| TASK DIRECTIONS |
Repeat every line of the data exactly, but not the pictures.

| DATA FOR PROCESSING |
· · · · ·

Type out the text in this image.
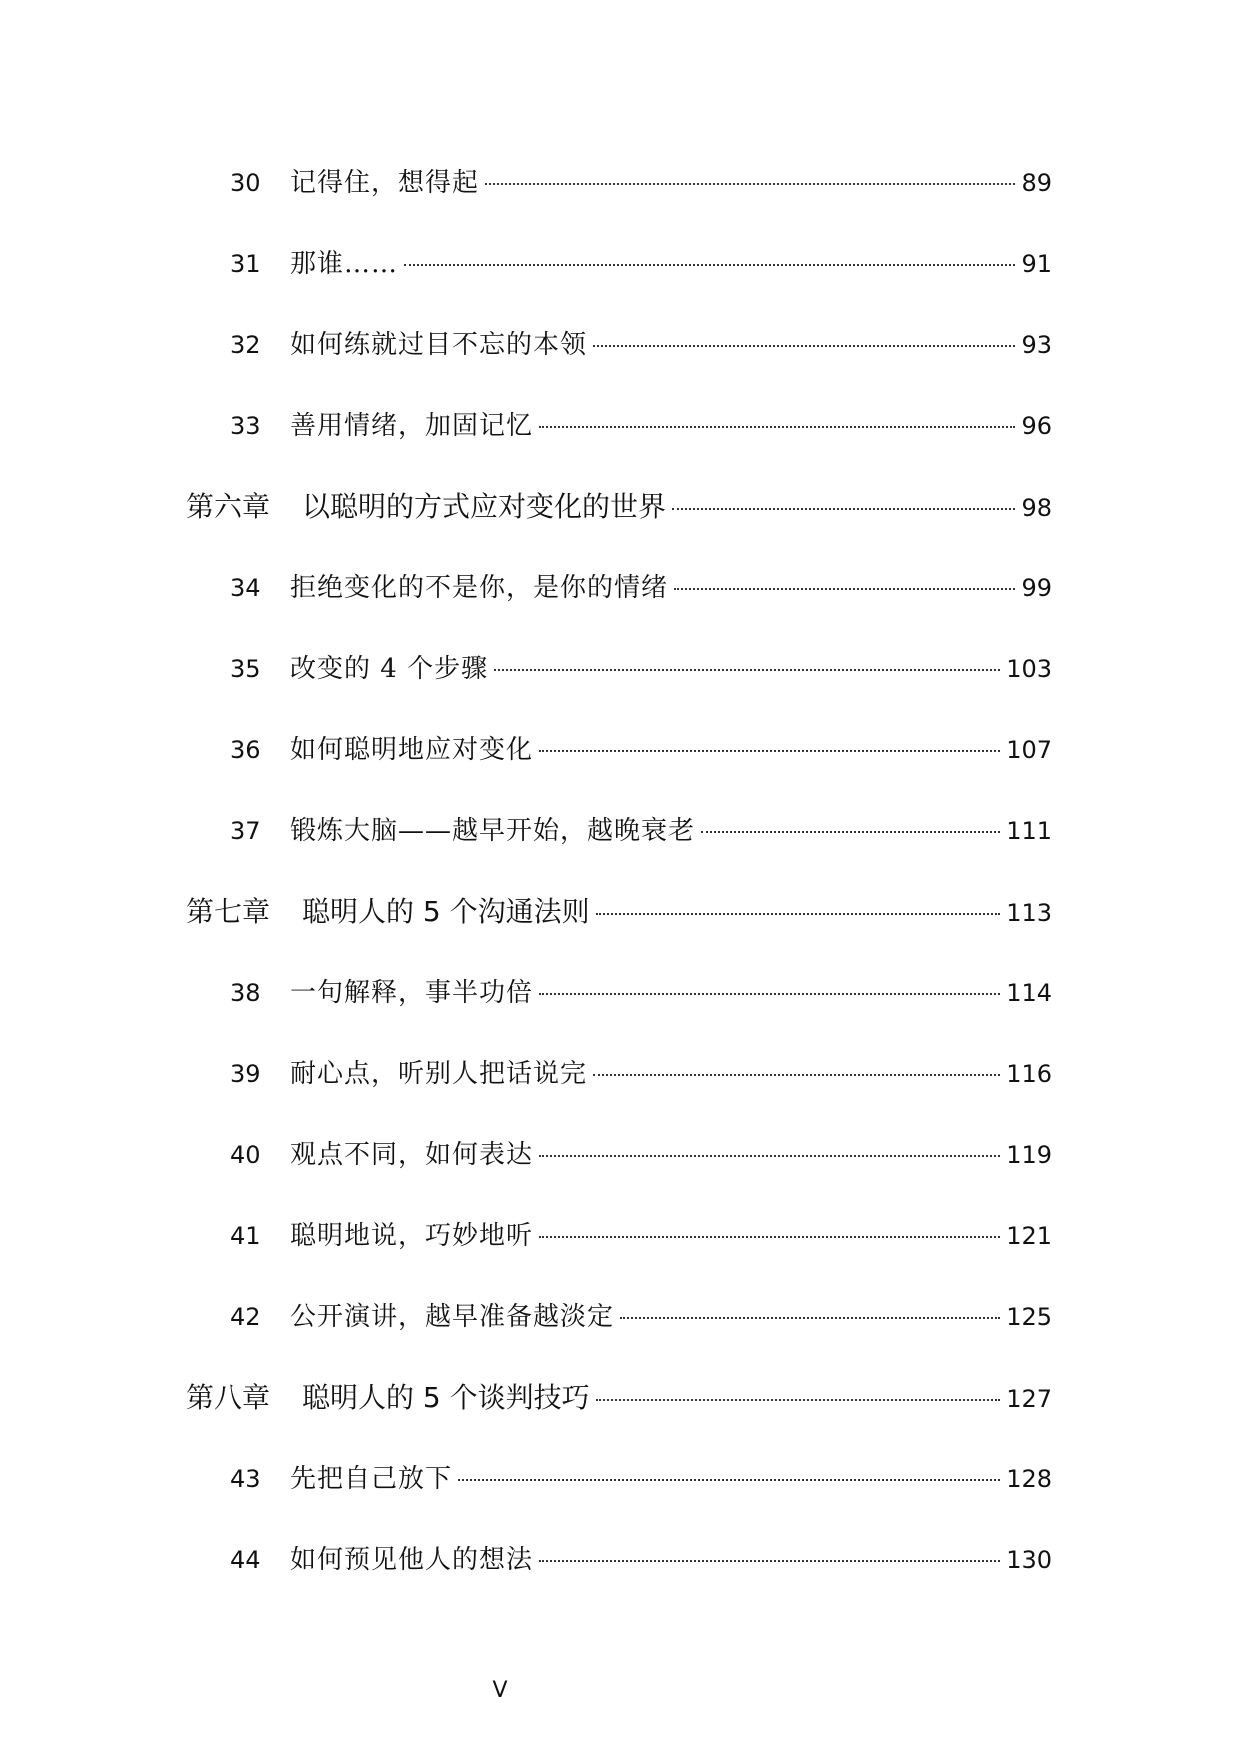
30	记得住，想得起	89
31	那谁……	91
32	如何练就过目不忘的本领	93
33	善用情绪，加固记忆	96
第六章	以聪明的方式应对变化的世界	98
34	拒绝变化的不是你，是你的情绪	99
35	改变的 4 个步骤	103
36	如何聪明地应对变化	107
37	锻炼大脑——越早开始，越晚衰老	111
第七章	聪明人的 5 个沟通法则	113
38	一句解释，事半功倍	114
39	耐心点，听别人把话说完	116
40	观点不同，如何表达	119
41	聪明地说，巧妙地听	121
42	公开演讲，越早准备越淡定	125
第八章	聪明人的 5 个谈判技巧	127
43	先把自己放下	128
44	如何预见他人的想法	130
V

· · · · ·

| ANSWER TO THE TASK |
Type out the text in this image.
30	记得住，想得起	89
31	那谁……	91
32	如何练就过目不忘的本领	93
33	善用情绪，加固记忆	96
第六章	以聪明的方式应对变化的世界	98
34	拒绝变化的不是你，是你的情绪	99
35	改变的 4 个步骤	103
36	如何聪明地应对变化	107
37	锻炼大脑——越早开始，越晚衰老	111
第七章	聪明人的 5 个沟通法则	113
38	一句解释，事半功倍	114
39	耐心点，听别人把话说完	116
40	观点不同，如何表达	119
41	聪明地说，巧妙地听	121
42	公开演讲，越早准备越淡定	125
第八章	聪明人的 5 个谈判技巧	127
43	先把自己放下	128
44	如何预见他人的想法	130
V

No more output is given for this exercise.